» PROBLEM TO WORK ON
Give only the number of lines in the records that include the string "title".

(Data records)
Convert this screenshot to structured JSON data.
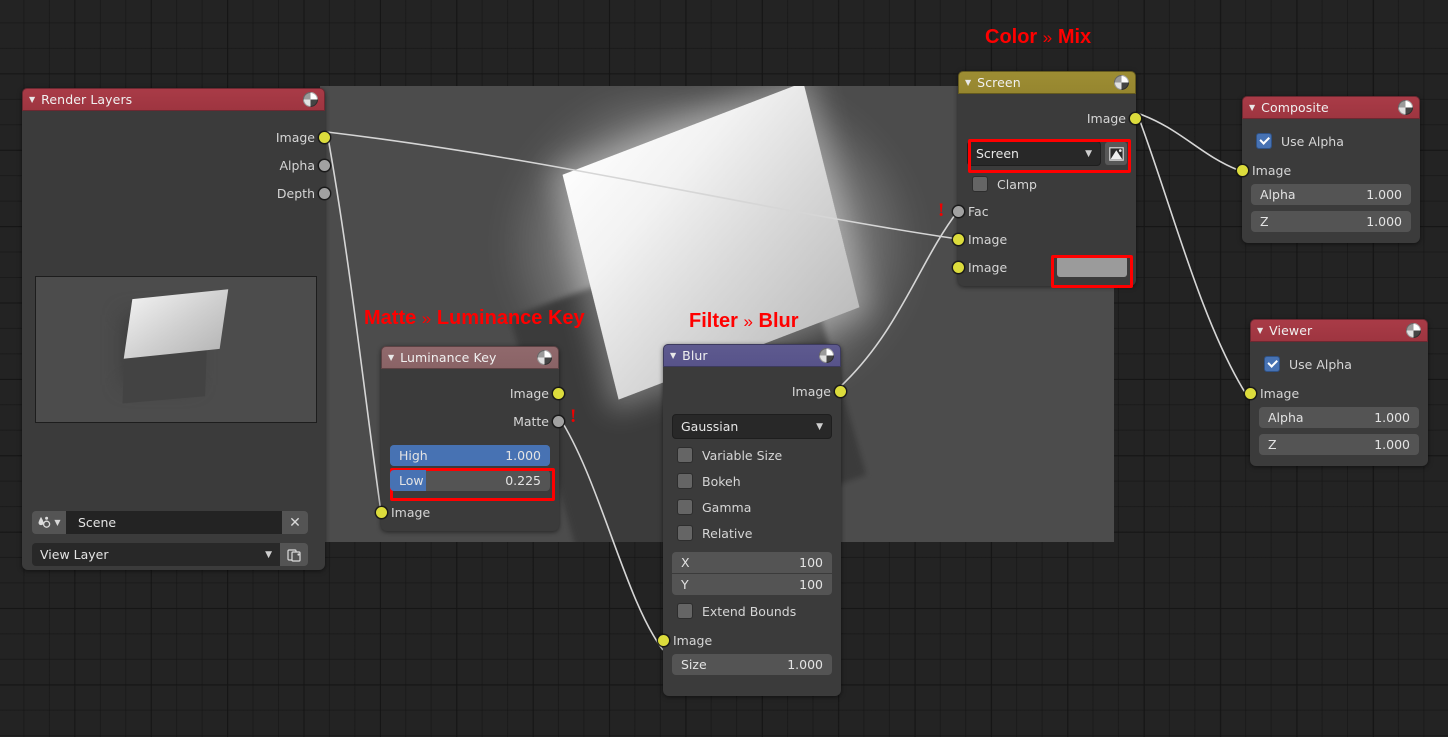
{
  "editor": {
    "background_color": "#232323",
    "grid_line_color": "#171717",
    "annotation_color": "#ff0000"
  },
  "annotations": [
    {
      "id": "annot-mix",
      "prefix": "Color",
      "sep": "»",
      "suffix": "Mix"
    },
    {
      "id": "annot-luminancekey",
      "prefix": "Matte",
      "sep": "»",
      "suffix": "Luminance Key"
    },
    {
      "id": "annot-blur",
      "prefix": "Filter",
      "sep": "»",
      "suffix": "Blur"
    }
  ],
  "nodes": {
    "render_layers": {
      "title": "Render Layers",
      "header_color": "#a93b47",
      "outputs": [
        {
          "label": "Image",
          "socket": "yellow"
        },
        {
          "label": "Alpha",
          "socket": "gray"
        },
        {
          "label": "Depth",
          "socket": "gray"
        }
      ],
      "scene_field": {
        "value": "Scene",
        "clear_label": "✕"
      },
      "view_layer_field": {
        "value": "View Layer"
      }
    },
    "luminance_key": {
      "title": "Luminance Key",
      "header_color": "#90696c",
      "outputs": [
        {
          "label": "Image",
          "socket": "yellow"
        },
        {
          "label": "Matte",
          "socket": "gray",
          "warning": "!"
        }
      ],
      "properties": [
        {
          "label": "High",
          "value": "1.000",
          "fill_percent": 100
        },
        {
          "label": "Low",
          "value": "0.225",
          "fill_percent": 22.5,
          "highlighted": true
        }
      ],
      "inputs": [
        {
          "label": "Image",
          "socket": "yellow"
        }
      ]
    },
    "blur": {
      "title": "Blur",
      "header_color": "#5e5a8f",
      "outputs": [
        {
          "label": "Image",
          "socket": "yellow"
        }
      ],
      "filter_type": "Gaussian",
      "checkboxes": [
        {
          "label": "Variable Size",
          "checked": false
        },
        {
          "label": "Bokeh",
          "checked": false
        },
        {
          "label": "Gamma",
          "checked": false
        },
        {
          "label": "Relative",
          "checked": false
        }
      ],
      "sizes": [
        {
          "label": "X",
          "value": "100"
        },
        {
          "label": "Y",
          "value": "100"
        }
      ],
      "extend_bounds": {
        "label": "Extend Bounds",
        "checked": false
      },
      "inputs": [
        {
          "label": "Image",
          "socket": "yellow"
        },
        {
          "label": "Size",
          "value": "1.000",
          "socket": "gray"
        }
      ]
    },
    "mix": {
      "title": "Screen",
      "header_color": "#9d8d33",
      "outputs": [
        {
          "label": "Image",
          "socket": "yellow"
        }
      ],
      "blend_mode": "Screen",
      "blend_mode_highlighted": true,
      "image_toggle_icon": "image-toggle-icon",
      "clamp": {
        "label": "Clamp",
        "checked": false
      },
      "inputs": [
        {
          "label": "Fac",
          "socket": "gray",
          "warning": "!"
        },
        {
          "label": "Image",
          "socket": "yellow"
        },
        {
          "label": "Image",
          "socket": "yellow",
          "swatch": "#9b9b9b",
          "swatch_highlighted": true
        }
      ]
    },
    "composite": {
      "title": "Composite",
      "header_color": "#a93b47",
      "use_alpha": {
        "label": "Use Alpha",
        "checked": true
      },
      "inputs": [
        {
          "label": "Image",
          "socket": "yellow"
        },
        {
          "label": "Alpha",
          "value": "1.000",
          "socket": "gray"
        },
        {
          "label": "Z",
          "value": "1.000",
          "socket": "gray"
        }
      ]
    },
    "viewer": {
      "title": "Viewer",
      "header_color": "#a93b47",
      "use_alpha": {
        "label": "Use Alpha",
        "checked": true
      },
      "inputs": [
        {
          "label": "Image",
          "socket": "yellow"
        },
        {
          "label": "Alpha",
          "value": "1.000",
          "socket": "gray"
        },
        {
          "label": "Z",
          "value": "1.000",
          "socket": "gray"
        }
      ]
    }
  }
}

...

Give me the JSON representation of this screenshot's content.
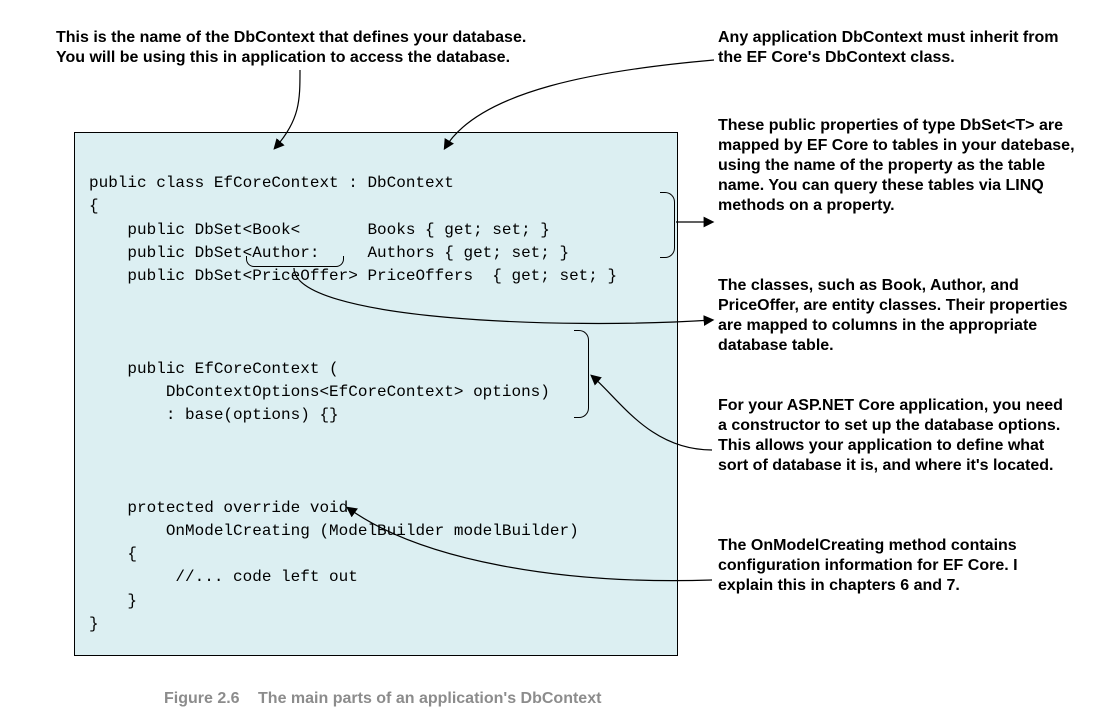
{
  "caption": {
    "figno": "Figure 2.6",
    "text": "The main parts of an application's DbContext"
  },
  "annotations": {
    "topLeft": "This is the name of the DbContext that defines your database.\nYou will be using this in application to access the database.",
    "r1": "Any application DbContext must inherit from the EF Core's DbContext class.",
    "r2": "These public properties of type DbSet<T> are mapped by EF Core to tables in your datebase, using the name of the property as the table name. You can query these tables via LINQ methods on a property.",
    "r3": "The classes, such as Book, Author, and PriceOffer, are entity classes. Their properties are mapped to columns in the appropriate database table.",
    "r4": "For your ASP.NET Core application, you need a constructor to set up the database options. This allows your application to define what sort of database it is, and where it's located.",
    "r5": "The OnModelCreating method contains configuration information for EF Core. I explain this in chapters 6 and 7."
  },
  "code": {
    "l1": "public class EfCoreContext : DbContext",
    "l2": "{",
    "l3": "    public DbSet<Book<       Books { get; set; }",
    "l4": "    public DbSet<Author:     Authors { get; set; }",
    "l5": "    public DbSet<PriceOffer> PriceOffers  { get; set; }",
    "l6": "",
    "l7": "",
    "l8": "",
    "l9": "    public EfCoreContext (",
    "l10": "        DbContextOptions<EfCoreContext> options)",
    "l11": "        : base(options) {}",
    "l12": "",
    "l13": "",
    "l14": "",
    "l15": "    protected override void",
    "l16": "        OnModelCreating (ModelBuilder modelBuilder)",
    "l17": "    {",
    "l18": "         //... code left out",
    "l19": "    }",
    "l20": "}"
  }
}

» THE ANSWER
6